Data records
——————————
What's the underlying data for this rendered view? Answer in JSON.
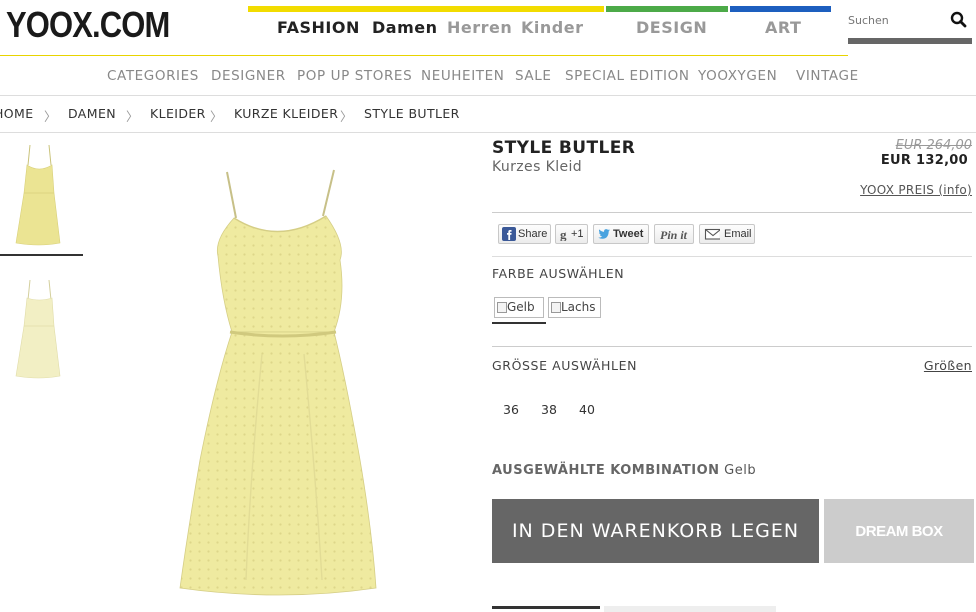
{
  "header": {
    "logo": "YOOX.COM",
    "nav": [
      "FASHION",
      "Damen",
      "Herren",
      "Kinder",
      "DESIGN",
      "ART"
    ],
    "bar_colors": {
      "fashion": "#f2dc00",
      "design": "#4caa48",
      "art": "#1d5fbf"
    },
    "search_placeholder": "Suchen"
  },
  "categories": [
    "CATEGORIES",
    "DESIGNER",
    "POP UP STORES",
    "NEUHEITEN",
    "SALE",
    "SPECIAL EDITION",
    "YOOXYGEN",
    "VINTAGE"
  ],
  "breadcrumb": {
    "items": [
      "HOME",
      "DAMEN",
      "KLEIDER",
      "KURZE KLEIDER",
      "STYLE BUTLER"
    ],
    "separator": "〉"
  },
  "product": {
    "brand": "STYLE BUTLER",
    "type": "Kurzes Kleid",
    "price_old": "EUR 264,00",
    "price_new": "EUR 132,00",
    "price_info": "YOOX PREIS (info)",
    "dress_color": "#efeaa0"
  },
  "social": {
    "share": "Share",
    "plusone": "+1",
    "tweet": "Tweet",
    "pinit": "Pin it",
    "email": "Email"
  },
  "color_section": {
    "label": "FARBE AUSWÄHLEN",
    "options": [
      "Gelb",
      "Lachs"
    ]
  },
  "size_section": {
    "label": "GRÖSSE AUSWÄHLEN",
    "guide": "Größen",
    "sizes": [
      "36",
      "38",
      "40"
    ]
  },
  "combination": {
    "label": "AUSGEWÄHLTE KOMBINATION",
    "value": "Gelb"
  },
  "buttons": {
    "cart": "IN DEN WARENKORB LEGEN",
    "dreambox": "DREAM BOX"
  }
}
——————————
● DESCRIPTION OF THE TASK:
Identify how many lines in the entries above contain the word "AUSWÄHLEN" and provide only that figure.

● FINAL ANSWER:
2